• Exercise description
In the entries below, find the lines with the word "term" and copy them.

• Data records

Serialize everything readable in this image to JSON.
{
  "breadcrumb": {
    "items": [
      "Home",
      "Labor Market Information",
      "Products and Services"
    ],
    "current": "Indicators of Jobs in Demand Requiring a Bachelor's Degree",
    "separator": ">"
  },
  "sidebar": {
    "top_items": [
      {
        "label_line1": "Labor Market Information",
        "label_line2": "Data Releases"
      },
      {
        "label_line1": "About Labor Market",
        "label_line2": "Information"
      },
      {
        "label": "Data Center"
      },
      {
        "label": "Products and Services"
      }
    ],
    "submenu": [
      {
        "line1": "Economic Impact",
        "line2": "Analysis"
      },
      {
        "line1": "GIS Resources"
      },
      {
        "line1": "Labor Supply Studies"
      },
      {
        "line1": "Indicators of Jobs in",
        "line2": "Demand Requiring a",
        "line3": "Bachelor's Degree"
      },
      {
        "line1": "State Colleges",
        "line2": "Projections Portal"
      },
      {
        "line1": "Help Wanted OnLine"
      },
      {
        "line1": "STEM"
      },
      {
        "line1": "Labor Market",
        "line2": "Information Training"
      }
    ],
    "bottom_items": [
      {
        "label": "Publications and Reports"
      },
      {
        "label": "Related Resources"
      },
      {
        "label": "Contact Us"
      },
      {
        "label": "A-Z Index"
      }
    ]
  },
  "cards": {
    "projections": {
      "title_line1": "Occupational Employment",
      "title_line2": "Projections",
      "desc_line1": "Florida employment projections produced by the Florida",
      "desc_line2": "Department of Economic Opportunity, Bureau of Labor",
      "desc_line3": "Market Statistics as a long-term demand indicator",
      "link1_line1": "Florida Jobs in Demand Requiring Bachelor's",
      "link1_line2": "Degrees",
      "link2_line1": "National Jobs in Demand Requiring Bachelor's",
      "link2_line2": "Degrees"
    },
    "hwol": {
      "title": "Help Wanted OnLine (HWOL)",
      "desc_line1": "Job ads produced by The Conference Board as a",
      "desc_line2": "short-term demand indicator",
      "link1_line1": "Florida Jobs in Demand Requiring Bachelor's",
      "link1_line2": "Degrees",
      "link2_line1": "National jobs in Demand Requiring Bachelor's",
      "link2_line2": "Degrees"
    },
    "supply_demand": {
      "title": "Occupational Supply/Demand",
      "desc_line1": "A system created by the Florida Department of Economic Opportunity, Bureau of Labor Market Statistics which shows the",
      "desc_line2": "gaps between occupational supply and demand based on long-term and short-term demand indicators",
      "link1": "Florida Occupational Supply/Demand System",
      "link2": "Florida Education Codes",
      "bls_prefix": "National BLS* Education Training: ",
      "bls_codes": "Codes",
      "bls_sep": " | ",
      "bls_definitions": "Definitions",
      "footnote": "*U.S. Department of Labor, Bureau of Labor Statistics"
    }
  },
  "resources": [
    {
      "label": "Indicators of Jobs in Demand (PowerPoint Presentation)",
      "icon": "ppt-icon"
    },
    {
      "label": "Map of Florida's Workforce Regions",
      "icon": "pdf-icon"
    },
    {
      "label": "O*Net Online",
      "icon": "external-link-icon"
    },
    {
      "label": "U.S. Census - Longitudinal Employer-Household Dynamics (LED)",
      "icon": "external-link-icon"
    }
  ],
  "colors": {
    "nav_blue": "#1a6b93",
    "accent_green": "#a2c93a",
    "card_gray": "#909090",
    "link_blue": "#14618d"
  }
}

• Correct answer
      "desc_line3": "Market Statistics as a long-term demand indicator",
      "desc_line2": "short-term demand indicator",
      "desc_line2": "gaps between occupational supply and demand based on long-term and short-term demand indicators",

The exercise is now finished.